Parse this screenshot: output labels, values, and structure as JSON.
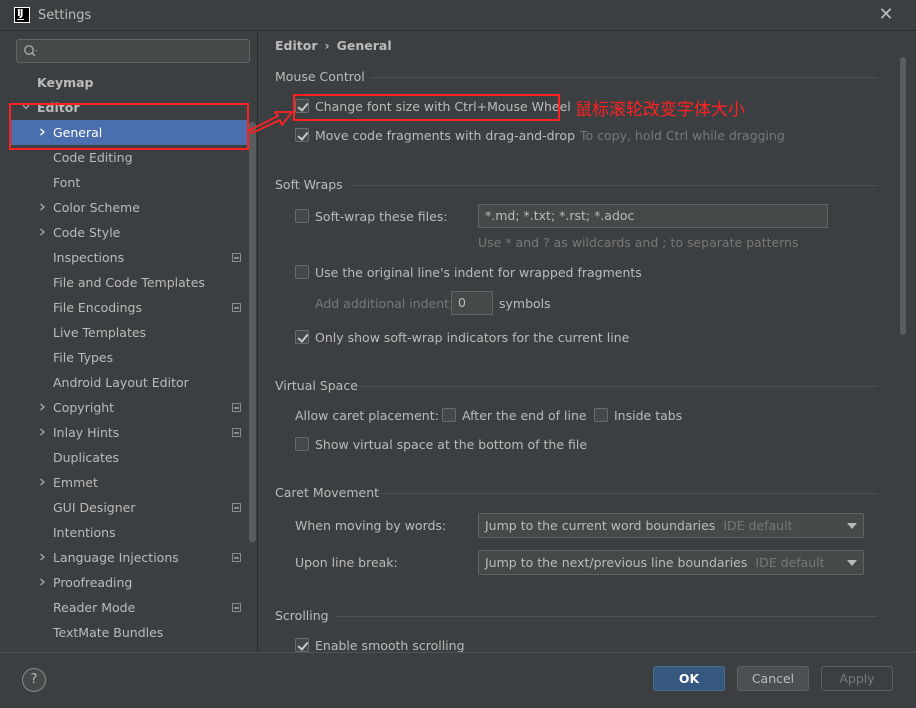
{
  "window": {
    "title": "Settings",
    "icon_text": "IJ",
    "close_icon": "close-icon"
  },
  "sidebar": {
    "search_placeholder": "",
    "items": [
      {
        "label": "Keymap",
        "level": 0,
        "bold": true,
        "arrow": "none"
      },
      {
        "label": "Editor",
        "level": 0,
        "bold": true,
        "arrow": "down"
      },
      {
        "label": "General",
        "level": 1,
        "arrow": "right",
        "selected": true
      },
      {
        "label": "Code Editing",
        "level": 1,
        "arrow": "none"
      },
      {
        "label": "Font",
        "level": 1,
        "arrow": "none"
      },
      {
        "label": "Color Scheme",
        "level": 1,
        "arrow": "right"
      },
      {
        "label": "Code Style",
        "level": 1,
        "arrow": "right"
      },
      {
        "label": "Inspections",
        "level": 1,
        "arrow": "none",
        "project": true
      },
      {
        "label": "File and Code Templates",
        "level": 1,
        "arrow": "none"
      },
      {
        "label": "File Encodings",
        "level": 1,
        "arrow": "none",
        "project": true
      },
      {
        "label": "Live Templates",
        "level": 1,
        "arrow": "none"
      },
      {
        "label": "File Types",
        "level": 1,
        "arrow": "none"
      },
      {
        "label": "Android Layout Editor",
        "level": 1,
        "arrow": "none"
      },
      {
        "label": "Copyright",
        "level": 1,
        "arrow": "right",
        "project": true
      },
      {
        "label": "Inlay Hints",
        "level": 1,
        "arrow": "right",
        "project": true
      },
      {
        "label": "Duplicates",
        "level": 1,
        "arrow": "none"
      },
      {
        "label": "Emmet",
        "level": 1,
        "arrow": "right"
      },
      {
        "label": "GUI Designer",
        "level": 1,
        "arrow": "none",
        "project": true
      },
      {
        "label": "Intentions",
        "level": 1,
        "arrow": "none"
      },
      {
        "label": "Language Injections",
        "level": 1,
        "arrow": "right",
        "project": true
      },
      {
        "label": "Proofreading",
        "level": 1,
        "arrow": "right"
      },
      {
        "label": "Reader Mode",
        "level": 1,
        "arrow": "none",
        "project": true
      },
      {
        "label": "TextMate Bundles",
        "level": 1,
        "arrow": "none"
      }
    ]
  },
  "breadcrumb": {
    "parent": "Editor",
    "separator": "›",
    "current": "General"
  },
  "mouse_control": {
    "title": "Mouse Control",
    "change_font_label": "Change font size with Ctrl+Mouse Wheel",
    "change_font_checked": true,
    "move_fragments_label": "Move code fragments with drag-and-drop",
    "move_fragments_checked": true,
    "move_fragments_hint": "To copy, hold Ctrl while dragging"
  },
  "soft_wraps": {
    "title": "Soft Wraps",
    "softwrap_label": "Soft-wrap these files:",
    "softwrap_checked": false,
    "softwrap_value": "*.md; *.txt; *.rst; *.adoc",
    "softwrap_hint": "Use * and ? as wildcards and ; to separate patterns",
    "original_indent_label": "Use the original line's indent for wrapped fragments",
    "original_indent_checked": false,
    "additional_indent_label": "Add additional indent:",
    "additional_indent_value": "0",
    "symbols_label": "symbols",
    "indicators_label": "Only show soft-wrap indicators for the current line",
    "indicators_checked": true
  },
  "virtual_space": {
    "title": "Virtual Space",
    "caret_placement_label": "Allow caret placement:",
    "after_end_label": "After the end of line",
    "after_end_checked": false,
    "inside_tabs_label": "Inside tabs",
    "inside_tabs_checked": false,
    "show_bottom_label": "Show virtual space at the bottom of the file",
    "show_bottom_checked": false
  },
  "caret_movement": {
    "title": "Caret Movement",
    "words_label": "When moving by words:",
    "words_value": "Jump to the current word boundaries",
    "words_default": "IDE default",
    "line_break_label": "Upon line break:",
    "line_break_value": "Jump to the next/previous line boundaries",
    "line_break_default": "IDE default"
  },
  "scrolling": {
    "title": "Scrolling",
    "smooth_label": "Enable smooth scrolling",
    "smooth_checked": true
  },
  "annotation": {
    "text": "鼠标滚轮改变字体大小",
    "color": "#ff2020"
  },
  "footer": {
    "help_label": "?",
    "ok_label": "OK",
    "cancel_label": "Cancel",
    "apply_label": "Apply"
  },
  "colors": {
    "background": "#3c3f41",
    "selection": "#4b6eaf",
    "ok_button": "#365880",
    "annotation_red": "#ff2020"
  }
}
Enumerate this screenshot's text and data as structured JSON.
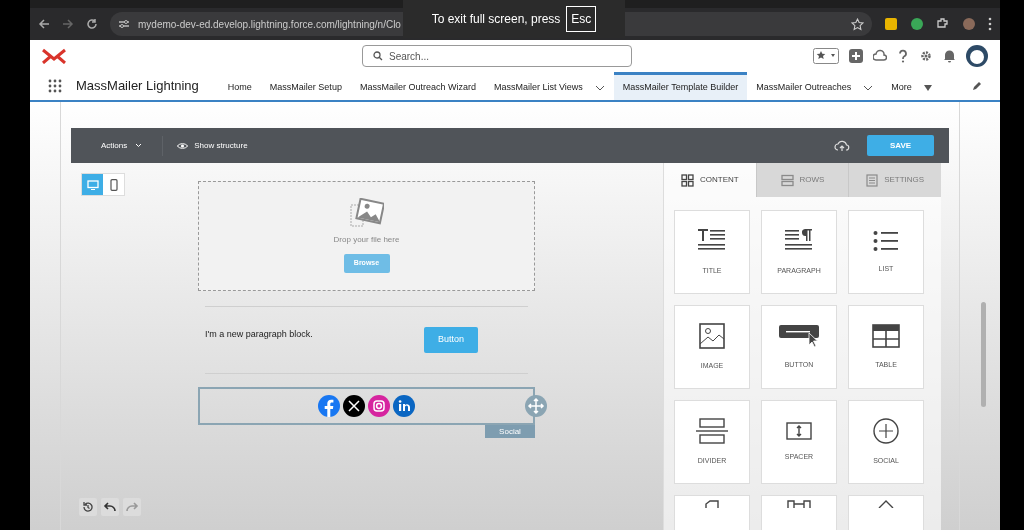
{
  "browser": {
    "url": "mydemo-dev-ed.develop.lightning.force.com/lightning/n/Clo",
    "fullscreen_notice": {
      "text": "To exit full screen, press",
      "key": "Esc"
    }
  },
  "app": {
    "search_placeholder": "Search...",
    "name": "MassMailer Lightning"
  },
  "nav": [
    {
      "label": "Home",
      "selected": false,
      "dropdown": false
    },
    {
      "label": "MassMailer Setup",
      "selected": false,
      "dropdown": false
    },
    {
      "label": "MassMailer Outreach Wizard",
      "selected": false,
      "dropdown": false
    },
    {
      "label": "MassMailer List Views",
      "selected": false,
      "dropdown": true
    },
    {
      "label": "MassMailer Template Builder",
      "selected": true,
      "dropdown": false
    },
    {
      "label": "MassMailer Outreaches",
      "selected": false,
      "dropdown": true
    },
    {
      "label": "More",
      "selected": false,
      "dropdown": true
    }
  ],
  "builder": {
    "actions": "Actions",
    "show_structure": "Show structure",
    "save": "SAVE",
    "devices": [
      {
        "kind": "desktop",
        "selected": true
      },
      {
        "kind": "mobile",
        "selected": false
      }
    ],
    "canvas": {
      "drop_text": "Drop your file here",
      "browse": "Browse",
      "paragraph": "I'm a new paragraph block.",
      "button": "Button",
      "social_label": "Social"
    },
    "tabs": [
      {
        "label": "CONTENT",
        "kind": "content",
        "selected": true
      },
      {
        "label": "ROWS",
        "kind": "rows",
        "selected": false
      },
      {
        "label": "SETTINGS",
        "kind": "settings",
        "selected": false
      }
    ],
    "tiles": [
      {
        "kind": "title",
        "label": "TITLE"
      },
      {
        "kind": "paragraph",
        "label": "PARAGRAPH"
      },
      {
        "kind": "list",
        "label": "LIST"
      },
      {
        "kind": "image",
        "label": "IMAGE"
      },
      {
        "kind": "button",
        "label": "BUTTON"
      },
      {
        "kind": "table",
        "label": "TABLE"
      },
      {
        "kind": "divider",
        "label": "DIVIDER"
      },
      {
        "kind": "spacer",
        "label": "SPACER"
      },
      {
        "kind": "social",
        "label": "SOCIAL"
      },
      {
        "kind": "partial_a"
      },
      {
        "kind": "partial_b"
      },
      {
        "kind": "partial_c"
      }
    ]
  }
}
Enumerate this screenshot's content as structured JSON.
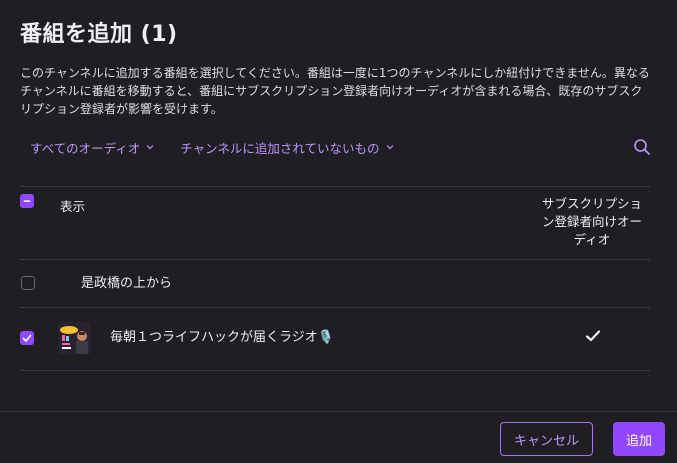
{
  "dialog": {
    "title": "番組を追加 (1)",
    "description": "このチャンネルに追加する番組を選択してください。番組は一度に1つのチャンネルにしか紐付けできません。異なるチャンネルに番組を移動すると、番組にサブスクリプション登録者向けオーディオが含まれる場合、既存のサブスクリプション登録者が影響を受けます。"
  },
  "filters": {
    "audio_filter": "すべてのオーディオ",
    "channel_filter": "チャンネルに追加されていないもの"
  },
  "table": {
    "header": {
      "label": "表示",
      "subscriber_col": "サブスクリプション登録者向けオーディオ",
      "select_all_state": "indeterminate"
    },
    "rows": [
      {
        "title": "是政橋の上から",
        "checked": false,
        "has_thumbnail": false,
        "subscriber_only": false
      },
      {
        "title": "毎朝１つライフハックが届くラジオ🎙️",
        "checked": true,
        "has_thumbnail": true,
        "subscriber_only": true
      }
    ]
  },
  "footer": {
    "cancel_label": "キャンセル",
    "add_label": "追加"
  },
  "colors": {
    "accent": "#9147ff",
    "link": "#bf94ff",
    "background": "#1f1f23"
  }
}
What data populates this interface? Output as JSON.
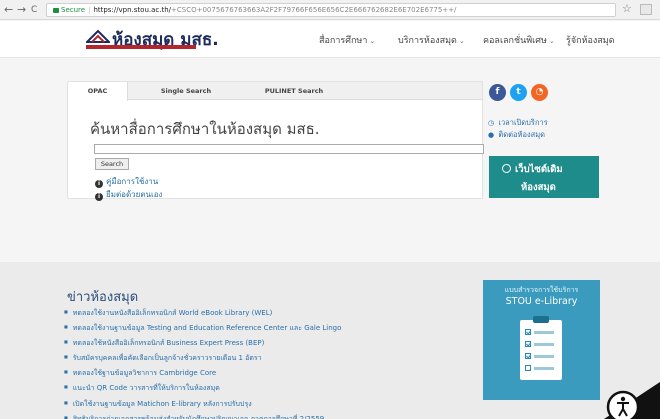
{
  "browser": {
    "back": "←",
    "forward": "→",
    "reload": "C",
    "secure_label": "Secure",
    "url_host": "https://vpn.stou.ac.th/",
    "url_path": "+CSCO+0075676763663A2F2F79766F656E656C2E666762682E6E702E6775++/",
    "bookmark_icon": "star-icon"
  },
  "header": {
    "logo_text": "ห้องสมุด มสธ.",
    "menu": [
      {
        "label": "สื่อการศึกษา",
        "has_dropdown": true
      },
      {
        "label": "บริการห้องสมุด",
        "has_dropdown": true
      },
      {
        "label": "คอลเลกชั่นพิเศษ",
        "has_dropdown": true
      },
      {
        "label": "รู้จักห้องสมุด",
        "has_dropdown": false
      }
    ],
    "chevron": "⌄"
  },
  "search": {
    "tabs": [
      {
        "label": "OPAC",
        "active": true
      },
      {
        "label": "Single Search",
        "active": false
      },
      {
        "label": "PULINET Search",
        "active": false
      }
    ],
    "title": "ค้นหาสื่อการศึกษาในห้องสมุด มสธ.",
    "input_value": "",
    "button": "Search",
    "links": [
      {
        "label": "คู่มือการใช้งาน",
        "icon": "info-icon"
      },
      {
        "label": "ยืมต่อด้วยตนเอง",
        "icon": "info-icon"
      }
    ]
  },
  "sidebar": {
    "social": [
      {
        "name": "facebook",
        "glyph": "f",
        "color": "#3b5998"
      },
      {
        "name": "twitter",
        "glyph": "t",
        "color": "#1da1f2"
      },
      {
        "name": "rss",
        "glyph": "◔",
        "color": "#f26522"
      }
    ],
    "links": [
      {
        "label": "เวลาเปิดบริการ",
        "glyph": "◷"
      },
      {
        "label": "ติดต่อห้องสมุด",
        "glyph": "●"
      }
    ],
    "old_site_line1": "เว็บไซต์เดิม",
    "old_site_line2": "ห้องสมุด"
  },
  "news": {
    "title": "ข่าวห้องสมุด",
    "items": [
      "ทดลองใช้งานหนังสืออิเล็กทรอนิกส์ World eBook Library (WEL)",
      "ทดลองใช้งานฐานข้อมูล Testing and Education Reference Center และ Gale Lingo",
      "ทดลองใช้หนังสืออิเล็กทรอนิกส์ Business Expert Press (BEP)",
      "รับสมัครบุคคลเพื่อคัดเลือกเป็นลูกจ้างชั่วคราวรายเดือน 1 อัตรา",
      "ทดลองใช้ฐานข้อมูลวิชาการ Cambridge Core",
      "แนะนำ QR Code วารสารที่ให้บริการในห้องสมุด",
      "เปิดใช้งานฐานข้อมูล Matichon E-library หลังการปรับปรุง",
      "สิทธิบริการถ่ายเอกสารพร้อมส่งสำหรับนักศึกษาปริญญาเอก ภาคการศึกษาที่ 2/2559"
    ]
  },
  "survey": {
    "line1": "แบบสำรวจการใช้บริการ",
    "line2": "STOU e-Library"
  },
  "accessibility_icon": "accessibility-icon",
  "colors": {
    "teal": "#1f8c8c",
    "survey_blue": "#3a9bbf",
    "link_blue": "#2a6fa8",
    "title_blue": "#2a4d7a",
    "logo_navy": "#1d2b5c",
    "secure_green": "#1a8f3d"
  }
}
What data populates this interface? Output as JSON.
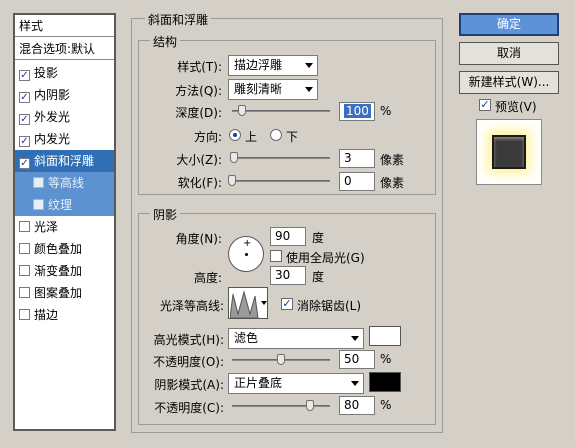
{
  "styles_panel": {
    "header": "样式",
    "blend": "混合选项:默认",
    "items": [
      {
        "label": "投影",
        "checked": "✓"
      },
      {
        "label": "内阴影",
        "checked": "✓"
      },
      {
        "label": "外发光",
        "checked": "✓"
      },
      {
        "label": "内发光",
        "checked": "✓"
      },
      {
        "label": "斜面和浮雕",
        "checked": "✓"
      },
      {
        "label": "等高线",
        "checked": ""
      },
      {
        "label": "纹理",
        "checked": ""
      },
      {
        "label": "光泽",
        "checked": ""
      },
      {
        "label": "颜色叠加",
        "checked": ""
      },
      {
        "label": "渐变叠加",
        "checked": ""
      },
      {
        "label": "图案叠加",
        "checked": ""
      },
      {
        "label": "描边",
        "checked": ""
      }
    ]
  },
  "bevel": {
    "title": "斜面和浮雕",
    "structure": {
      "title": "结构",
      "style_label": "样式(T):",
      "style_value": "描边浮雕",
      "technique_label": "方法(Q):",
      "technique_value": "雕刻清晰",
      "depth_label": "深度(D):",
      "depth_value": "100",
      "depth_unit": "%",
      "depth_level": 0.1,
      "direction_label": "方向:",
      "dir_up": "上",
      "dir_down": "下",
      "direction_selected": "上",
      "size_label": "大小(Z):",
      "size_value": "3",
      "size_unit": "像素",
      "soften_label": "软化(F):",
      "soften_value": "0",
      "soften_unit": "像素"
    },
    "shading": {
      "title": "阴影",
      "angle_label": "角度(N):",
      "angle_value": "90",
      "angle_unit": "度",
      "global_light_label": "使用全局光(G)",
      "altitude_label": "高度:",
      "altitude_value": "30",
      "altitude_unit": "度",
      "gloss_label": "光泽等高线:",
      "antialias_label": "消除锯齿(L)",
      "antialias_checked": "✓",
      "highlight_label": "高光模式(H):",
      "highlight_mode": "滤色",
      "highlight_color": "#ffffff",
      "highlight_opacity_label": "不透明度(O):",
      "highlight_opacity": "50",
      "opacity_unit": "%",
      "shadow_label": "阴影模式(A):",
      "shadow_mode": "正片叠底",
      "shadow_color": "#000000",
      "shadow_opacity_label": "不透明度(C):",
      "shadow_opacity": "80"
    }
  },
  "buttons": {
    "ok": "确定",
    "cancel": "取消",
    "new_style": "新建样式(W)...",
    "preview_label": "预览(V)",
    "preview_checked": "✓"
  },
  "colors": {
    "selection": "#2f6fb5",
    "default_button": "#5d93d6",
    "glow": "#fff3a0"
  }
}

Task requirements:
The answer is a single number, the count of lines in the records that contain the string "งานฐานข".

Exercise result:
2